**EXERCISE TASK:** Return the complete listing that follows, with each line reproduced exactly.
>> Start AVAILABLE DATA
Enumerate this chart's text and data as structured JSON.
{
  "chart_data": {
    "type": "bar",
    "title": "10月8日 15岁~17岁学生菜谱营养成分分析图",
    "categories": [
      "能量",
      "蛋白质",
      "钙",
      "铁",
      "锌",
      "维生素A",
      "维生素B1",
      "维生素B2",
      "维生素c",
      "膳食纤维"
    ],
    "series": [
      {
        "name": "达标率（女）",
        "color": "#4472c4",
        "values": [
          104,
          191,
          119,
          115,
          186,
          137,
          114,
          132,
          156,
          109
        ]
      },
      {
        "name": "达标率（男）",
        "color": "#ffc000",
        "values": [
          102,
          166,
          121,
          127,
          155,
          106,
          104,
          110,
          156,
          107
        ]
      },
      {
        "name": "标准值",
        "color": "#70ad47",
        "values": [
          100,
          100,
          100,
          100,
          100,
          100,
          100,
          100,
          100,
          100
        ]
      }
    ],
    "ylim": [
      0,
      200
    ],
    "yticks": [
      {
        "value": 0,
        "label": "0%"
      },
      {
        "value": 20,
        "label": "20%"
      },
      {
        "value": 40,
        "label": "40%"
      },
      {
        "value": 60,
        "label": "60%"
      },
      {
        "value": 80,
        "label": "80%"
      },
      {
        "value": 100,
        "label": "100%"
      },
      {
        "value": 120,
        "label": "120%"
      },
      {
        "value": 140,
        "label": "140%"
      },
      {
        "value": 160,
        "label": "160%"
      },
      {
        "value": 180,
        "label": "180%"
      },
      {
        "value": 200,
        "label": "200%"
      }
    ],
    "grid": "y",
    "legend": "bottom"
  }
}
>> End AVAILABLE DATA
**REPLY TO THE TASK:**
Enumerate this chart's text and data as structured JSON.
{
  "chart_data": {
    "type": "bar",
    "title": "10月8日 15岁~17岁学生菜谱营养成分分析图",
    "categories": [
      "能量",
      "蛋白质",
      "钙",
      "铁",
      "锌",
      "维生素A",
      "维生素B1",
      "维生素B2",
      "维生素c",
      "膳食纤维"
    ],
    "series": [
      {
        "name": "达标率（女）",
        "color": "#4472c4",
        "values": [
          104,
          191,
          119,
          115,
          186,
          137,
          114,
          132,
          156,
          109
        ]
      },
      {
        "name": "达标率（男）",
        "color": "#ffc000",
        "values": [
          102,
          166,
          121,
          127,
          155,
          106,
          104,
          110,
          156,
          107
        ]
      },
      {
        "name": "标准值",
        "color": "#70ad47",
        "values": [
          100,
          100,
          100,
          100,
          100,
          100,
          100,
          100,
          100,
          100
        ]
      }
    ],
    "ylim": [
      0,
      200
    ],
    "yticks": [
      {
        "value": 0,
        "label": "0%"
      },
      {
        "value": 20,
        "label": "20%"
      },
      {
        "value": 40,
        "label": "40%"
      },
      {
        "value": 60,
        "label": "60%"
      },
      {
        "value": 80,
        "label": "80%"
      },
      {
        "value": 100,
        "label": "100%"
      },
      {
        "value": 120,
        "label": "120%"
      },
      {
        "value": 140,
        "label": "140%"
      },
      {
        "value": 160,
        "label": "160%"
      },
      {
        "value": 180,
        "label": "180%"
      },
      {
        "value": 200,
        "label": "200%"
      }
    ],
    "grid": "y",
    "legend": "bottom"
  }
}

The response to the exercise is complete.